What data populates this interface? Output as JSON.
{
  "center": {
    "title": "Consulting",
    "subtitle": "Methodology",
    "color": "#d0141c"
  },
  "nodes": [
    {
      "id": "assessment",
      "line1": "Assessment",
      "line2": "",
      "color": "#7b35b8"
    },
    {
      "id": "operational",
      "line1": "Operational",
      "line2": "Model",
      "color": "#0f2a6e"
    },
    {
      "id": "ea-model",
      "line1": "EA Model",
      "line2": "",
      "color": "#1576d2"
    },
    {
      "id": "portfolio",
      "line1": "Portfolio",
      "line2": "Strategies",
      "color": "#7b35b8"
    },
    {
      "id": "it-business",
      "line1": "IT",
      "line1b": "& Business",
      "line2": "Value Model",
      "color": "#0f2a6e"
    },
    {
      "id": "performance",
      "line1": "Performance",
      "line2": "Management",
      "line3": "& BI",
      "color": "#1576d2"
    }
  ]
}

■ ■ ■ ■ ■ ■ ■

* _Exercise task_: Give the listing again, word for word.

* _Output below_:
What data populates this interface? Output as JSON.
{
  "center": {
    "title": "Consulting",
    "subtitle": "Methodology",
    "color": "#d0141c"
  },
  "nodes": [
    {
      "id": "assessment",
      "line1": "Assessment",
      "line2": "",
      "color": "#7b35b8"
    },
    {
      "id": "operational",
      "line1": "Operational",
      "line2": "Model",
      "color": "#0f2a6e"
    },
    {
      "id": "ea-model",
      "line1": "EA Model",
      "line2": "",
      "color": "#1576d2"
    },
    {
      "id": "portfolio",
      "line1": "Portfolio",
      "line2": "Strategies",
      "color": "#7b35b8"
    },
    {
      "id": "it-business",
      "line1": "IT",
      "line1b": "& Business",
      "line2": "Value Model",
      "color": "#0f2a6e"
    },
    {
      "id": "performance",
      "line1": "Performance",
      "line2": "Management",
      "line3": "& BI",
      "color": "#1576d2"
    }
  ]
}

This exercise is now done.